■ **Description of the task**:
Search the material for the word "chhoan" and report each line where it turns up.

(Saved entries)
(begin)

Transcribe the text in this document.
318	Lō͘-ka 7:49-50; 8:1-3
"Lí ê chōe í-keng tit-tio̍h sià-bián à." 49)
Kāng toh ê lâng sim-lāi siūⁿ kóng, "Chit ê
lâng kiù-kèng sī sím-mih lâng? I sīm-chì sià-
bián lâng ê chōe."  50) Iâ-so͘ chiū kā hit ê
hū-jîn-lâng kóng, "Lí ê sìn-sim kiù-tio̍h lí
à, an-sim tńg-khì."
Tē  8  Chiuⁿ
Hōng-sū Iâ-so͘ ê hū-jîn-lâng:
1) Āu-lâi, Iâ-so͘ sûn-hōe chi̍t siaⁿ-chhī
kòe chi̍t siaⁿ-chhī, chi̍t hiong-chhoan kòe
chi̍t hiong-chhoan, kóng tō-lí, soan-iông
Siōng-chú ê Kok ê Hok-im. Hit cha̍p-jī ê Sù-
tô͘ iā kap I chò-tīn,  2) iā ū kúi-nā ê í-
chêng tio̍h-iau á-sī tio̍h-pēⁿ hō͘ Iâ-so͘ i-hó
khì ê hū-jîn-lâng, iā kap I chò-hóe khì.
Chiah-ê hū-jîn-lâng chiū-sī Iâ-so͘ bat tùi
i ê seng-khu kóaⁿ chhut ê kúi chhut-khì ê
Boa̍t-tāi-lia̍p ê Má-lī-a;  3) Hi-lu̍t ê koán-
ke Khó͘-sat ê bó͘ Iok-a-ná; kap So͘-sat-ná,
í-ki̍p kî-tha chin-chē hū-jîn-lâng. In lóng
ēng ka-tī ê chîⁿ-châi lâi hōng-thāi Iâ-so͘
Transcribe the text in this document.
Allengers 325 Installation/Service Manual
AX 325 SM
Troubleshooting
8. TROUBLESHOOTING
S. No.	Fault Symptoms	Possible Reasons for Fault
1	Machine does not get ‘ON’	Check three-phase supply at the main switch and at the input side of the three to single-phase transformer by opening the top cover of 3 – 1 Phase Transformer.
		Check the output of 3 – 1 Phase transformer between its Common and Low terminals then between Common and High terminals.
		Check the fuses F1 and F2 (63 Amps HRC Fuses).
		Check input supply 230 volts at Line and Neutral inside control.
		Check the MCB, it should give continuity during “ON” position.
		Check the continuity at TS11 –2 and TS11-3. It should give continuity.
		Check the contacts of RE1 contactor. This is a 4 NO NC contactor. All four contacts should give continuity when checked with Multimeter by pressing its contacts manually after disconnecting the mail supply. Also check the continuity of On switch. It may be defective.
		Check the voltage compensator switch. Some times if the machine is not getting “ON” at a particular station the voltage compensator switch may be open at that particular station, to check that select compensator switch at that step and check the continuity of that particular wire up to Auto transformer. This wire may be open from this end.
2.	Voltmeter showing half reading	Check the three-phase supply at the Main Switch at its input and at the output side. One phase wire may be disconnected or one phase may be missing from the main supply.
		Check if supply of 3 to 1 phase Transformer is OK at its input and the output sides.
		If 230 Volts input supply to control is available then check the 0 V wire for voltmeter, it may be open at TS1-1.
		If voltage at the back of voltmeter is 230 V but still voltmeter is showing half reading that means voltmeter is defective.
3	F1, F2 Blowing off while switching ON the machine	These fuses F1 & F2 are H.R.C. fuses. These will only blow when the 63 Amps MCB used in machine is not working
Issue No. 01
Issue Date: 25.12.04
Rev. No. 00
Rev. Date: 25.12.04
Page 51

(end)

■ **Answer to the task**:
kòe chi̍t siaⁿ-chhī, chi̍t hiong-chhoan kòe
chi̍t hiong-chhoan, kóng tō-lí, soan-iông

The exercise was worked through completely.